Supplied text:
* Start *
[stella] Question about Circus Atari and BCD addition

[bob.montgomery at thomson.com]

Hi,

this is how Stella does BCD adds:

  // Compute the BCD lookup table
  uInt16 t;
  for(t = 0; t < 256; ++t)
  {
    ourBCDTable[0][t] = ((t >> 4) * 10) + (t & 0x0f);
    ourBCDTable[1][t] = (((t % 100) / 10) << 4) | (t % 10);
  }

define(M6502_ADC, `{
  uInt8 oldA = A;
  {
    Int16 sum = ourBCDTable[0][A] + ourBCDTable[0][operand] + (C ? 1 :
0);

    C = (sum > 99);
    A = ourBCDTable[1][sum & 0xff];
    notZ = A;
    N = A & 0x80;
    V = ((oldA ^ A) & 0x80) && ((A ^ operand) & 0x80);
  }
}')

If that's correct, then it looks like the 6507 first converts both
operands to BCD, treating each nibble like a decimal digit (whether or
not the nibble is <= 9), so $F0 = 150 and $FF = 165.
* End *
[Coordinate annotation records]
* Start *
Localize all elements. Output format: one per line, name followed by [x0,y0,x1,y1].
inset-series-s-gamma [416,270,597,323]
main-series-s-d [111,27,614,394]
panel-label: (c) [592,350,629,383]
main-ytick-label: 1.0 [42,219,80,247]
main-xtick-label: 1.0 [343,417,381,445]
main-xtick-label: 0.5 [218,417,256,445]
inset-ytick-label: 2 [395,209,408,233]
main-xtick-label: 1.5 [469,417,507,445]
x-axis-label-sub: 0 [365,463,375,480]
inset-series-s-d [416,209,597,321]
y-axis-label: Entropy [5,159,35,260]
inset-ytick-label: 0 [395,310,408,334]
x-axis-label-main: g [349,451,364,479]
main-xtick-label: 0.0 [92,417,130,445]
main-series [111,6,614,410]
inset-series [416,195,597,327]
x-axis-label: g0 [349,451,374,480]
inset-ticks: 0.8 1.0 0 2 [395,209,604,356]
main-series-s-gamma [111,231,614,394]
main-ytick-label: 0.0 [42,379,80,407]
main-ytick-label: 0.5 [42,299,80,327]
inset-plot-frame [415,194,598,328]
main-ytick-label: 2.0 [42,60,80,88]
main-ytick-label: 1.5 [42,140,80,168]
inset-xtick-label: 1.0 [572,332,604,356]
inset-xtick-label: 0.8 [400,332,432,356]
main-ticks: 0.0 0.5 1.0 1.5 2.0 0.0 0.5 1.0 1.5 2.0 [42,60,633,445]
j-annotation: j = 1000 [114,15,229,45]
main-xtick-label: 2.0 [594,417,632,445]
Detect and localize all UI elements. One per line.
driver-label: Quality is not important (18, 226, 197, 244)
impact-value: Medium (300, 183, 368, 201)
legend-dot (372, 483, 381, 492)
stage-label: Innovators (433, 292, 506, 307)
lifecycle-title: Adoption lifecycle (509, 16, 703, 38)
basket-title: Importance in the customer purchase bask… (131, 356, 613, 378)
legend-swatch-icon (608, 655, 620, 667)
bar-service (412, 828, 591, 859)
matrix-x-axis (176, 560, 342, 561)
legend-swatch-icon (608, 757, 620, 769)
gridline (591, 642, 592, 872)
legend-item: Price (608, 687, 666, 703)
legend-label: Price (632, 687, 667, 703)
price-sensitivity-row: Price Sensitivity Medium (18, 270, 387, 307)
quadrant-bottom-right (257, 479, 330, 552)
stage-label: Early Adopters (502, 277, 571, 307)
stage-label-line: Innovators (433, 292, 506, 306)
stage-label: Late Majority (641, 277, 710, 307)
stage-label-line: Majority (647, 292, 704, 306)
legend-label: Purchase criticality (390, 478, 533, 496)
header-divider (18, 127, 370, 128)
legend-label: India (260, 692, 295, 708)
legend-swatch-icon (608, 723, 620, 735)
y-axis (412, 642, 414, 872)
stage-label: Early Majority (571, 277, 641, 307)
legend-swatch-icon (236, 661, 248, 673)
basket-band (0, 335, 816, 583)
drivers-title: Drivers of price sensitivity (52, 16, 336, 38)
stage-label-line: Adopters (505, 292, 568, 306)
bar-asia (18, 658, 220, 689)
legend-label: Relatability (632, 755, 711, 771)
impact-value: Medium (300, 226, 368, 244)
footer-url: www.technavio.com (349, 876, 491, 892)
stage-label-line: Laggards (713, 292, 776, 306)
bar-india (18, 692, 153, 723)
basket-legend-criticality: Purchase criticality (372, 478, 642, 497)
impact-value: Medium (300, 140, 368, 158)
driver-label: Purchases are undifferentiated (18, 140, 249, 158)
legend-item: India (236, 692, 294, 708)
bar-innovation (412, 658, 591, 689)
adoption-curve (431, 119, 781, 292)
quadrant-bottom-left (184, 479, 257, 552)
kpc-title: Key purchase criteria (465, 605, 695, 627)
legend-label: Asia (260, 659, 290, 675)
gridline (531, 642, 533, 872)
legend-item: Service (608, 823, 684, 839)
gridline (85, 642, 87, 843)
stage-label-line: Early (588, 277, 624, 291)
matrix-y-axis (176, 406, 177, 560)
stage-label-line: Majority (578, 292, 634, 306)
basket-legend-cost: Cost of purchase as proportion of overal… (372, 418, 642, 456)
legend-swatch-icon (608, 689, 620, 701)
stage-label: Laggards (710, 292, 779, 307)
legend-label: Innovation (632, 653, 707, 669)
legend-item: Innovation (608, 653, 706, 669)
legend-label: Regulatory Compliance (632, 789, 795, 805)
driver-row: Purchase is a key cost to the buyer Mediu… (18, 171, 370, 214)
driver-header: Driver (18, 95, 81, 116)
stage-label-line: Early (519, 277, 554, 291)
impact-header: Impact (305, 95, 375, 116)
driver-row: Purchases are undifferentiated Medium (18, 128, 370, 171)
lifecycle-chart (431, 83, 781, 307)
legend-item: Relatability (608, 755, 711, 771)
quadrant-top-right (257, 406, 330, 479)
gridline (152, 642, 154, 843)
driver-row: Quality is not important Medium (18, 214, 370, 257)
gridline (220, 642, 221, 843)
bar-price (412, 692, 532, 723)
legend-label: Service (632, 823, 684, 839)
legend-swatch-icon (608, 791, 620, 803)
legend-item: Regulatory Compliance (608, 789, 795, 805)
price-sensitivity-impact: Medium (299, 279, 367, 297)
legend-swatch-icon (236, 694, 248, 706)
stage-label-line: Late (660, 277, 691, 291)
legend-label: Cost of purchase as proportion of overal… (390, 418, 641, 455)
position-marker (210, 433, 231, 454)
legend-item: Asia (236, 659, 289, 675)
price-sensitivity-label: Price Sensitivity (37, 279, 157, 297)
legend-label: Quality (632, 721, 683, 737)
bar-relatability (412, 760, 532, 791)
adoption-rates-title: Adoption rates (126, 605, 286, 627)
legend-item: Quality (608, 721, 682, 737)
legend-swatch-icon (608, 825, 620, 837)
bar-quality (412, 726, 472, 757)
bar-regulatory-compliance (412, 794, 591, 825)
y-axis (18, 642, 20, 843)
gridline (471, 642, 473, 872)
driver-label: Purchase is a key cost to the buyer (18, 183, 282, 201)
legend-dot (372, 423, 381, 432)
* End *
Exercise instructions:
1. Echo the Stella BCD text word for word, everything from "[stella] Question about" down to "t < 256; ++t)".
2. Proceed with the Stella BCD addition post, continuing after its final sentence.
The lines above are separate material and stand apart from the Stella BCD text.

Outputs:
1.
[stella] Question about Circus Atari and BCD addition

[bob.montgomery at thomson.com]

Hi,

this is how Stella does BCD adds:

  // Compute the BCD lookup table
  uInt16 t;
  for(t = 0; t < 256; ++t)

2.
Then it adds the operands together, throws away the hundreds digit and
that's your result.

So $FF + $09 = 165 + 9 = 174 = $74

The real trickiness is when the result of adding the two operands is >
255.  Then it wraps.  So $FF + $FF = 165 + 165 = 74 (i.e., 330 - 256) =
$74

So apparently adding $0A is exactly the same as adding $10.

All assuming that Stella is accurate.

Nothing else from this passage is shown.